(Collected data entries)
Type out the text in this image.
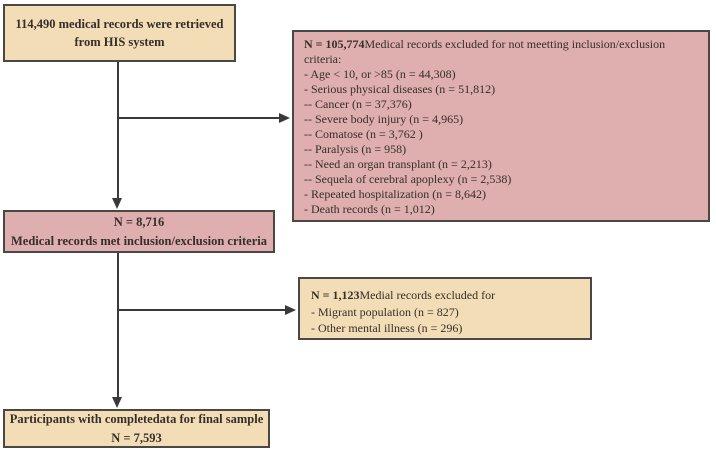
114,490 medical records were retrieved
from HIS system	N = 105,774Medical records excluded for not meetting inclusion/exclusion criteria:
- Age < 10, or >85 (n = 44,308)
- Serious physical diseases (n = 51,812)
-- Cancer (n = 37,376)
-- Severe body injury (n = 4,965)
-- Comatose (n = 3,762 )
-- Paralysis (n = 958)
-- Need an organ transplant (n = 2,213)
-- Sequela of cerebral apoplexy (n = 2,538)
- Repeated hospitalization (n = 8,642)
- Death records (n = 1,012)
N = 8,716
Medical records met inclusion/exclusion criteria
N = 1,123Medial records excluded for
- Migrant population (n = 827)
- Other mental illness (n = 296)
Participants with completedata for final sample
N = 7,593
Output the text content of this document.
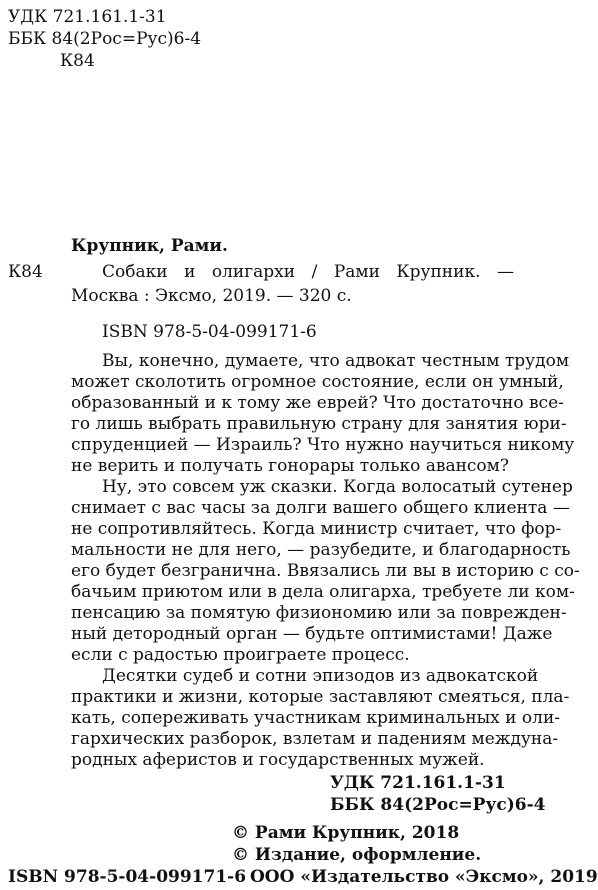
УДК 721.161.1-31
ББК 84(2Рос=Рус)6-4
К84
Крупник, Рами.
К84	Собаки и олигархи / Рами Крупник. —
Москва : Эксмо, 2019. — 320 с.
ISBN 978-5-04-099171-6
Вы, конечно, думаете, что адвокат честным трудом
может сколотить огромное состояние, если он умный,
образованный и к тому же еврей? Что достаточно все-
го лишь выбрать правильную страну для занятия юри-
спруденцией — Израиль? Что нужно научиться никому
не верить и получать гонорары только авансом?
Ну, это совсем уж сказки. Когда волосатый сутенер
снимает с вас часы за долги вашего общего клиента —
не сопротивляйтесь. Когда министр считает, что фор-
мальности не для него, — разубедите, и благодарность
его будет безгранична. Ввязались ли вы в историю с со-
бачьим приютом или в дела олигарха, требуете ли ком-
пенсацию за помятую физиономию или за поврежден-
ный детородный орган — будьте оптимистами! Даже
если с радостью проиграете процесс.
Десятки судеб и сотни эпизодов из адвокатской
практики и жизни, которые заставляют смеяться, пла-
кать, сопереживать участникам криминальных и оли-
гархических разборок, взлетам и падениям междуна-
родных аферистов и государственных мужей.
УДК 721.161.1-31
ББК 84(2Рос=Рус)6-4
© Рами Крупник, 2018
© Издание, оформление.
ООО «Издательство «Эксмо», 2019
ISBN 978-5-04-099171-6
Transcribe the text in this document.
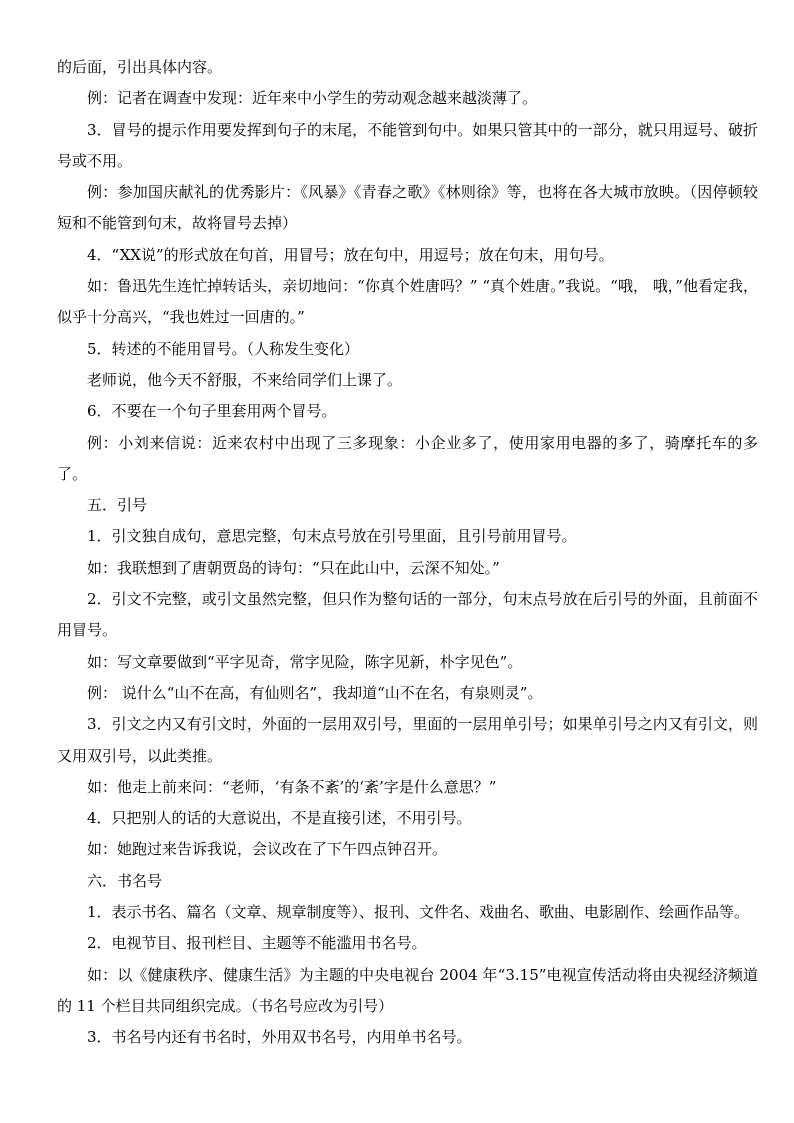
的后面，引出具体内容。

例：记者在调查中发现：近年来中小学生的劳动观念越来越淡薄了。

3．冒号的提示作用要发挥到句子的末尾，不能管到句中。如果只管其中的一部分，就只用逗号、破折号或不用。

例：参加国庆献礼的优秀影片：《风暴》《青春之歌》《林则徐》等，也将在各大城市放映。（因停顿较短和不能管到句末，故将冒号去掉）

4．“XX说”的形式放在句首，用冒号；放在句中，用逗号；放在句末，用句号。

如：鲁迅先生连忙掉转话头，亲切地问：“你真个姓唐吗？” “真个姓唐。”我说。“哦， 哦，”他看定我，似乎十分高兴，“我也姓过一回唐的。”

5．转述的不能用冒号。（人称发生变化）

老师说，他今天不舒服，不来给同学们上课了。

6．不要在一个句子里套用两个冒号。

例：小刘来信说：近来农村中出现了三多现象：小企业多了，使用家用电器的多了，骑摩托车的多了。

五．引号

1．引文独自成句，意思完整，句末点号放在引号里面，且引号前用冒号。

如：我联想到了唐朝贾岛的诗句：“只在此山中，云深不知处。”

2．引文不完整，或引文虽然完整，但只作为整句话的一部分，句末点号放在后引号的外面，且前面不用冒号。

如：写文章要做到“平字见奇，常字见险，陈字见新，朴字见色”。

例： 说什么“山不在高，有仙则名”，我却道“山不在名，有泉则灵”。

3．引文之内又有引文时，外面的一层用双引号，里面的一层用单引号；如果单引号之内又有引文，则又用双引号，以此类推。

如：他走上前来问：“老师，‘有条不紊’的‘紊’字是什么意思？”

4．只把别人的话的大意说出，不是直接引述，不用引号。

如：她跑过来告诉我说，会议改在了下午四点钟召开。

六．书名号

1．表示书名、篇名（文章、规章制度等）、报刊、文件名、戏曲名、歌曲、电影剧作、绘画作品等。

2．电视节目、报刊栏目、主题等不能滥用书名号。

如：以《健康秩序、健康生活》为主题的中央电视台 2004 年“3.15”电视宣传活动将由央视经济频道的 11 个栏目共同组织完成。（书名号应改为引号）

3．书名号内还有书名时，外用双书名号，内用单书名号。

Written request:
Copy every single line of the material above that holds "Рами".

Solution below:
Крупник, Рами.
К84	Собаки и олигархи / Рами Крупник. —
© Рами Крупник, 2018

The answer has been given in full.